** THE EXERCISE **
Update the listing below by changing each "tweet-text-line" to "post-text-line" and leaving everything else unchanged.

** Part of a data file **
** begin **
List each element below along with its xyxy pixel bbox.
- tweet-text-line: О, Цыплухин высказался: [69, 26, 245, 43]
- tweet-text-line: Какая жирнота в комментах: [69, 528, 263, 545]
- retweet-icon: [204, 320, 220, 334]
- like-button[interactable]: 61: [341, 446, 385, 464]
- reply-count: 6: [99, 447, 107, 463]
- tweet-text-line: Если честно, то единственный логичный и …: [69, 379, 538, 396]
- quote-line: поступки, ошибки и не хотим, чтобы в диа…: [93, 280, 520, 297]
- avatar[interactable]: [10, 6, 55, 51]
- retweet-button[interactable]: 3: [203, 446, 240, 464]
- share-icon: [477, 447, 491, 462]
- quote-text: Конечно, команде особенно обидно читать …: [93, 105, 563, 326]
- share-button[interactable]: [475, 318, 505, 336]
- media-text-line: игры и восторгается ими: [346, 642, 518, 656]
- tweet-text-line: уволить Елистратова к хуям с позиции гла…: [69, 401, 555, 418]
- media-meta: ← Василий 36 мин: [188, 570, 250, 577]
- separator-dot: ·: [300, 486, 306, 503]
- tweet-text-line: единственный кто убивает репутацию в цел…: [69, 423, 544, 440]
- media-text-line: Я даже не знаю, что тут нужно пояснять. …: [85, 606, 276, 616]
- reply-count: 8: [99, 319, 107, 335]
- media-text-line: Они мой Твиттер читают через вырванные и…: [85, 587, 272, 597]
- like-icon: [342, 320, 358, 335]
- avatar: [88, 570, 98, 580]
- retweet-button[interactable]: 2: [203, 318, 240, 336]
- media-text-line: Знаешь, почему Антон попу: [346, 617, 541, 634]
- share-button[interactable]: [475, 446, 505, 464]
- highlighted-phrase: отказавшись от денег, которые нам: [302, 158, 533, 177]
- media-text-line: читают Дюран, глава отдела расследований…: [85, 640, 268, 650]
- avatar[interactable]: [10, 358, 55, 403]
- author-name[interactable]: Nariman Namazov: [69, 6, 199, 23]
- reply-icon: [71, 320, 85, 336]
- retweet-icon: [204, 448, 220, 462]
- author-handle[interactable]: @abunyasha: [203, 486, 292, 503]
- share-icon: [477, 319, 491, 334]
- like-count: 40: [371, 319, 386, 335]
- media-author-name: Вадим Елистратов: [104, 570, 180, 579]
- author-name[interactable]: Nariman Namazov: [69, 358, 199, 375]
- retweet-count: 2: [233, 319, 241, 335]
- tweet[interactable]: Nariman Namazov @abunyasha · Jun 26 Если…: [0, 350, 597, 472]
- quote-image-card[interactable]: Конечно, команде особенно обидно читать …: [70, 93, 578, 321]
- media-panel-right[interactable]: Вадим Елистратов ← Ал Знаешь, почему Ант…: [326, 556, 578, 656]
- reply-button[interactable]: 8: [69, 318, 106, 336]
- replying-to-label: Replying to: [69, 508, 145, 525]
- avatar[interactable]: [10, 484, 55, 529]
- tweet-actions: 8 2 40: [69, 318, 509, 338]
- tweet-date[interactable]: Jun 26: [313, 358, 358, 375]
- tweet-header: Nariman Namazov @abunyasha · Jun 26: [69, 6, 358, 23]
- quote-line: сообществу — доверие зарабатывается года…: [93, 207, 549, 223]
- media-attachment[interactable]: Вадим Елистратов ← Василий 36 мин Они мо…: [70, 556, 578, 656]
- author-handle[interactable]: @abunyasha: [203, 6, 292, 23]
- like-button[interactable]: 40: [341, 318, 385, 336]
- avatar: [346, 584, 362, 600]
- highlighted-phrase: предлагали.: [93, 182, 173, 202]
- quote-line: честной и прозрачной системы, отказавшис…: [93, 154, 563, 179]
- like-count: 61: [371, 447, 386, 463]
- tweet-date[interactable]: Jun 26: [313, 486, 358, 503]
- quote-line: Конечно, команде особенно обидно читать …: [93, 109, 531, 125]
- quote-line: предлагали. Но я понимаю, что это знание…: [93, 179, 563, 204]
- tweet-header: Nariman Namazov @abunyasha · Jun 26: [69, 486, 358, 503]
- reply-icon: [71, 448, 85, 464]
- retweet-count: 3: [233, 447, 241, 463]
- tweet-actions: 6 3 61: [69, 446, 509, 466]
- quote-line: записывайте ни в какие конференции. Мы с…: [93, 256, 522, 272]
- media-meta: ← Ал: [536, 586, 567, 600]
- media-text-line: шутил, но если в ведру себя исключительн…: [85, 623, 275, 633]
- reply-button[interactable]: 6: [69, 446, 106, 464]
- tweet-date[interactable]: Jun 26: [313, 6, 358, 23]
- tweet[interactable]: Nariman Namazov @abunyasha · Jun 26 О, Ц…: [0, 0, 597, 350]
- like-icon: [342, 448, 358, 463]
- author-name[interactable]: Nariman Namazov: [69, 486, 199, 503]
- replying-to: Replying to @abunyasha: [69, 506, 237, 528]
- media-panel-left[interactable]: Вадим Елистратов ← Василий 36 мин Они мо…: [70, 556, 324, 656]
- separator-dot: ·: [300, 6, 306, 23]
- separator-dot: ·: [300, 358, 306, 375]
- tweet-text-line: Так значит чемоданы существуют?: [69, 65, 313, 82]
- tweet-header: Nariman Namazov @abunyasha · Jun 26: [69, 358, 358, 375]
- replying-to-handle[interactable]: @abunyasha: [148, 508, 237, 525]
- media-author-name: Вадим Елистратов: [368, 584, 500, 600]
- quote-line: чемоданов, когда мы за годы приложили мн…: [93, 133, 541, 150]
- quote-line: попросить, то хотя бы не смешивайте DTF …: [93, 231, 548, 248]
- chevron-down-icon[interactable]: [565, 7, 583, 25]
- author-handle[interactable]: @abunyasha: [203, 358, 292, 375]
** end **
** TASK ANSWER **
List each element below along with its xyxy pixel bbox.
- post-text-line: О, Цыплухин высказался: [69, 26, 245, 43]
- post-text-line: Какая жирнота в комментах: [69, 528, 263, 545]
- retweet-icon: [204, 320, 220, 334]
- like-button[interactable]: 61: [341, 446, 385, 464]
- reply-count: 6: [99, 447, 107, 463]
- post-text-line: Если честно, то единственный логичный и …: [69, 379, 538, 396]
- quote-line: поступки, ошибки и не хотим, чтобы в диа…: [93, 280, 520, 297]
- avatar[interactable]: [10, 6, 55, 51]
- retweet-button[interactable]: 3: [203, 446, 240, 464]
- share-icon: [477, 447, 491, 462]
- quote-text: Конечно, команде особенно обидно читать …: [93, 105, 563, 326]
- share-button[interactable]: [475, 318, 505, 336]
- media-text-line: игры и восторгается ими: [346, 642, 518, 656]
- post-text-line: уволить Елистратова к хуям с позиции гла…: [69, 401, 555, 418]
- media-meta: ← Василий 36 мин: [188, 570, 250, 577]
- separator-dot: ·: [300, 486, 306, 503]
- post-text-line: единственный кто убивает репутацию в цел…: [69, 423, 544, 440]
- media-text-line: Я даже не знаю, что тут нужно пояснять. …: [85, 606, 276, 616]
- reply-count: 8: [99, 319, 107, 335]
- media-text-line: Они мой Твиттер читают через вырванные и…: [85, 587, 272, 597]
- like-icon: [342, 320, 358, 335]
- avatar: [88, 570, 98, 580]
- retweet-button[interactable]: 2: [203, 318, 240, 336]
- media-text-line: Знаешь, почему Антон попу: [346, 617, 541, 634]
- share-button[interactable]: [475, 446, 505, 464]
- highlighted-phrase: отказавшись от денег, которые нам: [302, 158, 533, 177]
- media-text-line: читают Дюран, глава отдела расследований…: [85, 640, 268, 650]
- avatar[interactable]: [10, 358, 55, 403]
- author-name[interactable]: Nariman Namazov: [69, 6, 199, 23]
- reply-icon: [71, 320, 85, 336]
- retweet-icon: [204, 448, 220, 462]
- author-handle[interactable]: @abunyasha: [203, 486, 292, 503]
- share-icon: [477, 319, 491, 334]
- like-count: 40: [371, 319, 386, 335]
- media-author-name: Вадим Елистратов: [104, 570, 180, 579]
- author-name[interactable]: Nariman Namazov: [69, 358, 199, 375]
- retweet-count: 2: [233, 319, 241, 335]
- tweet[interactable]: Nariman Namazov @abunyasha · Jun 26 Если…: [0, 350, 597, 472]
- quote-image-card[interactable]: Конечно, команде особенно обидно читать …: [70, 93, 578, 321]
- media-panel-right[interactable]: Вадим Елистратов ← Ал Знаешь, почему Ант…: [326, 556, 578, 656]
- reply-button[interactable]: 8: [69, 318, 106, 336]
- replying-to-label: Replying to: [69, 508, 145, 525]
- avatar[interactable]: [10, 484, 55, 529]
- tweet-actions: 8 2 40: [69, 318, 509, 338]
- tweet-date[interactable]: Jun 26: [313, 358, 358, 375]
- tweet-header: Nariman Namazov @abunyasha · Jun 26: [69, 6, 358, 23]
- quote-line: сообществу — доверие зарабатывается года…: [93, 207, 549, 223]
- media-attachment[interactable]: Вадим Елистратов ← Василий 36 мин Они мо…: [70, 556, 578, 656]
- author-handle[interactable]: @abunyasha: [203, 6, 292, 23]
- like-button[interactable]: 40: [341, 318, 385, 336]
- avatar: [346, 584, 362, 600]
- highlighted-phrase: предлагали.: [93, 182, 173, 202]
- quote-line: честной и прозрачной системы, отказавшис…: [93, 154, 563, 179]
- like-count: 61: [371, 447, 386, 463]
- tweet-date[interactable]: Jun 26: [313, 486, 358, 503]
- quote-line: Конечно, команде особенно обидно читать …: [93, 109, 531, 125]
- quote-line: предлагали. Но я понимаю, что это знание…: [93, 179, 563, 204]
- tweet-header: Nariman Namazov @abunyasha · Jun 26: [69, 486, 358, 503]
- reply-icon: [71, 448, 85, 464]
- retweet-count: 3: [233, 447, 241, 463]
- tweet-actions: 6 3 61: [69, 446, 509, 466]
- quote-line: записывайте ни в какие конференции. Мы с…: [93, 256, 522, 272]
- media-meta: ← Ал: [536, 586, 567, 600]
- media-text-line: шутил, но если в ведру себя исключительн…: [85, 623, 275, 633]
- reply-button[interactable]: 6: [69, 446, 106, 464]
- tweet-date[interactable]: Jun 26: [313, 6, 358, 23]
- tweet[interactable]: Nariman Namazov @abunyasha · Jun 26 О, Ц…: [0, 0, 597, 350]
- like-icon: [342, 448, 358, 463]
- author-name[interactable]: Nariman Namazov: [69, 486, 199, 503]
- replying-to: Replying to @abunyasha: [69, 506, 237, 528]
- media-panel-left[interactable]: Вадим Елистратов ← Василий 36 мин Они мо…: [70, 556, 324, 656]
- separator-dot: ·: [300, 6, 306, 23]
- separator-dot: ·: [300, 358, 306, 375]
- post-text-line: Так значит чемоданы существуют?: [69, 65, 313, 82]
- tweet-header: Nariman Namazov @abunyasha · Jun 26: [69, 358, 358, 375]
- replying-to-handle[interactable]: @abunyasha: [148, 508, 237, 525]
- media-author-name: Вадим Елистратов: [368, 584, 500, 600]
- quote-line: чемоданов, когда мы за годы приложили мн…: [93, 133, 541, 150]
- quote-line: попросить, то хотя бы не смешивайте DTF …: [93, 231, 548, 248]
- chevron-down-icon[interactable]: [565, 7, 583, 25]
- author-handle[interactable]: @abunyasha: [203, 358, 292, 375]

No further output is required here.